What you need to do — In the listing below, how many lines contain the word "viewers"? Please respond with the number only.

______

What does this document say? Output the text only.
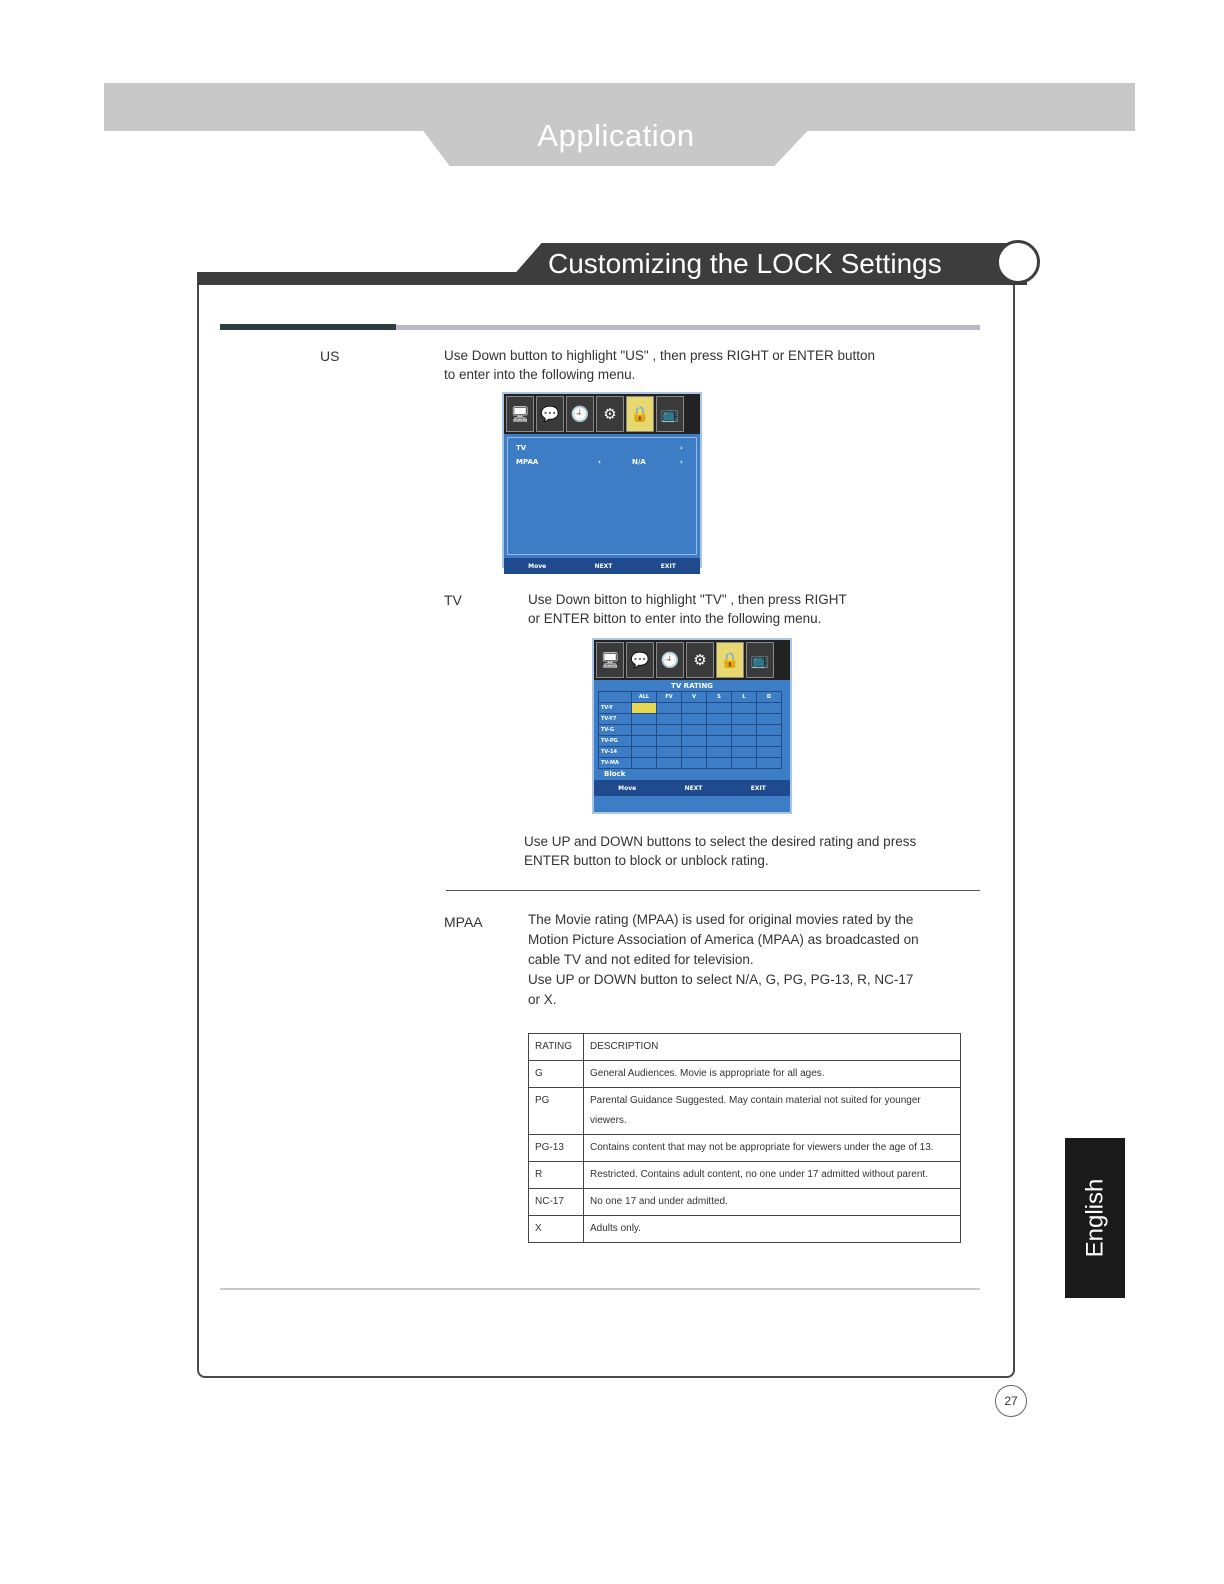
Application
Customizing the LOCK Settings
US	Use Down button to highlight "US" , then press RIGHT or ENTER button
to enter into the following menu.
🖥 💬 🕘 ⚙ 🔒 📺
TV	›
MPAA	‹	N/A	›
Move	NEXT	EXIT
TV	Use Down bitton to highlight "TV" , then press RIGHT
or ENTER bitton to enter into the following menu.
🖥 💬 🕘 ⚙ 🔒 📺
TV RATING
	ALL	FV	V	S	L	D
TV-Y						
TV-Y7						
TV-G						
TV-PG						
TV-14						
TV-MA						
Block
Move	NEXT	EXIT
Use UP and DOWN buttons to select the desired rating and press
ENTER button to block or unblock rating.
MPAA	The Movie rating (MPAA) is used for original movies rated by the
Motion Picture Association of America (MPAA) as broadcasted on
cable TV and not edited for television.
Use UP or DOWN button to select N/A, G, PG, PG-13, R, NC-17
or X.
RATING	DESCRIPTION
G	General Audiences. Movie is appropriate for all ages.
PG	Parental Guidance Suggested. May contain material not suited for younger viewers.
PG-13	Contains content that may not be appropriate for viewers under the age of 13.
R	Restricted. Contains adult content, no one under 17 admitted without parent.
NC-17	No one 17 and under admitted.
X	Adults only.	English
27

______

Answer in full — 2